_Exercise prompt:_ Search the data for the string "likes" and gather each line it is in.

Dataset excerpts
* * *

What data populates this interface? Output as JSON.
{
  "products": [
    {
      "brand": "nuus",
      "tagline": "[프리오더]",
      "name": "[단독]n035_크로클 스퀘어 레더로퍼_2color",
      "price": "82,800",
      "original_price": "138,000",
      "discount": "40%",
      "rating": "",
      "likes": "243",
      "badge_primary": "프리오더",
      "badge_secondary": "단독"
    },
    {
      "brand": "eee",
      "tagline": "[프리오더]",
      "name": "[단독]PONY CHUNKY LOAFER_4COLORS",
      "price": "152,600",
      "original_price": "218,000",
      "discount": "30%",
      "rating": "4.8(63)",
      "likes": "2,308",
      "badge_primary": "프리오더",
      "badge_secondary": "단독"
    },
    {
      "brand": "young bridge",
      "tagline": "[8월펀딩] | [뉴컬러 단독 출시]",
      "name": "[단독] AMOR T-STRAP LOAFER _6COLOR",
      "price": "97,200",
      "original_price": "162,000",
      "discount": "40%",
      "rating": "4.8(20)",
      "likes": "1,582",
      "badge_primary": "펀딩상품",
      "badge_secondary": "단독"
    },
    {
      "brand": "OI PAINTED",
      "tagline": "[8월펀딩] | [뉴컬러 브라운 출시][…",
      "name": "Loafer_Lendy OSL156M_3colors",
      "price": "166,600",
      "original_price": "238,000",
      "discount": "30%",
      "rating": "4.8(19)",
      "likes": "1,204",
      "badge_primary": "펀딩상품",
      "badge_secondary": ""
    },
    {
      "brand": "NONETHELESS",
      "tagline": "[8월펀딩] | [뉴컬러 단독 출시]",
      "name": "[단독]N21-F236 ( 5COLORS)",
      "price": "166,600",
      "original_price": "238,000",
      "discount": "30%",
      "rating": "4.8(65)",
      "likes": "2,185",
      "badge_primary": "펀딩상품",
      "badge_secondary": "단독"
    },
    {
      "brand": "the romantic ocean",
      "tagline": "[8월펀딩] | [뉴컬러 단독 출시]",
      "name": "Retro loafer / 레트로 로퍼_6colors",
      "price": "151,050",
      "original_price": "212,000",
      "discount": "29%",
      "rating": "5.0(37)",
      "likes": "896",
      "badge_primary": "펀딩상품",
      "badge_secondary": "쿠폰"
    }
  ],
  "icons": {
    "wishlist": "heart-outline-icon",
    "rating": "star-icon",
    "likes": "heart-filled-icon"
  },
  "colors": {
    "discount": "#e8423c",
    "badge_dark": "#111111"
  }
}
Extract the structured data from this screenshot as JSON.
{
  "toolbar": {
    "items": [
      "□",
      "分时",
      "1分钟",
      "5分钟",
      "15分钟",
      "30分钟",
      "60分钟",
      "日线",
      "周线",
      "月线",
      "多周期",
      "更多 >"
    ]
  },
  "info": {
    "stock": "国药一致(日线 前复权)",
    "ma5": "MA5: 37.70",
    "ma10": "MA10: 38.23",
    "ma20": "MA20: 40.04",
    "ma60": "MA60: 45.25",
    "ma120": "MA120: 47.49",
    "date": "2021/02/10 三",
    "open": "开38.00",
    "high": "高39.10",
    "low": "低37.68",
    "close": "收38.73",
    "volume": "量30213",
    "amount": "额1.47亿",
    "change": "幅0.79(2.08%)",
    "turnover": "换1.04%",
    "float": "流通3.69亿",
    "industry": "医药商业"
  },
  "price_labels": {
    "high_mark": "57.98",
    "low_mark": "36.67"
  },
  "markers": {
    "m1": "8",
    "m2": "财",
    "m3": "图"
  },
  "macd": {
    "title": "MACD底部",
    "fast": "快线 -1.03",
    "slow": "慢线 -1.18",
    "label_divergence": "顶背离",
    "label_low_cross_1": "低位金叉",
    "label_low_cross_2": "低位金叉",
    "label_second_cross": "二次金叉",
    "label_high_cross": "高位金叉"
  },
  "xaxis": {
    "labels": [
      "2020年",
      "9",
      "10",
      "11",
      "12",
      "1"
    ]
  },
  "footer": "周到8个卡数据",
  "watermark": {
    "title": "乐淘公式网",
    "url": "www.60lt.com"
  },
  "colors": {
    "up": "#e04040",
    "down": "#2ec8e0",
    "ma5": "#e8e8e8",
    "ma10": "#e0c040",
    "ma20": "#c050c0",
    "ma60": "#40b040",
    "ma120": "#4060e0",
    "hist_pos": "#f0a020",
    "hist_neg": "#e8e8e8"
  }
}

* * *

_Task output:_
      "likes": "243",
      "likes": "2,308",
      "likes": "1,582",
      "likes": "1,204",
      "likes": "2,185",
      "likes": "896",
    "likes": "heart-filled-icon"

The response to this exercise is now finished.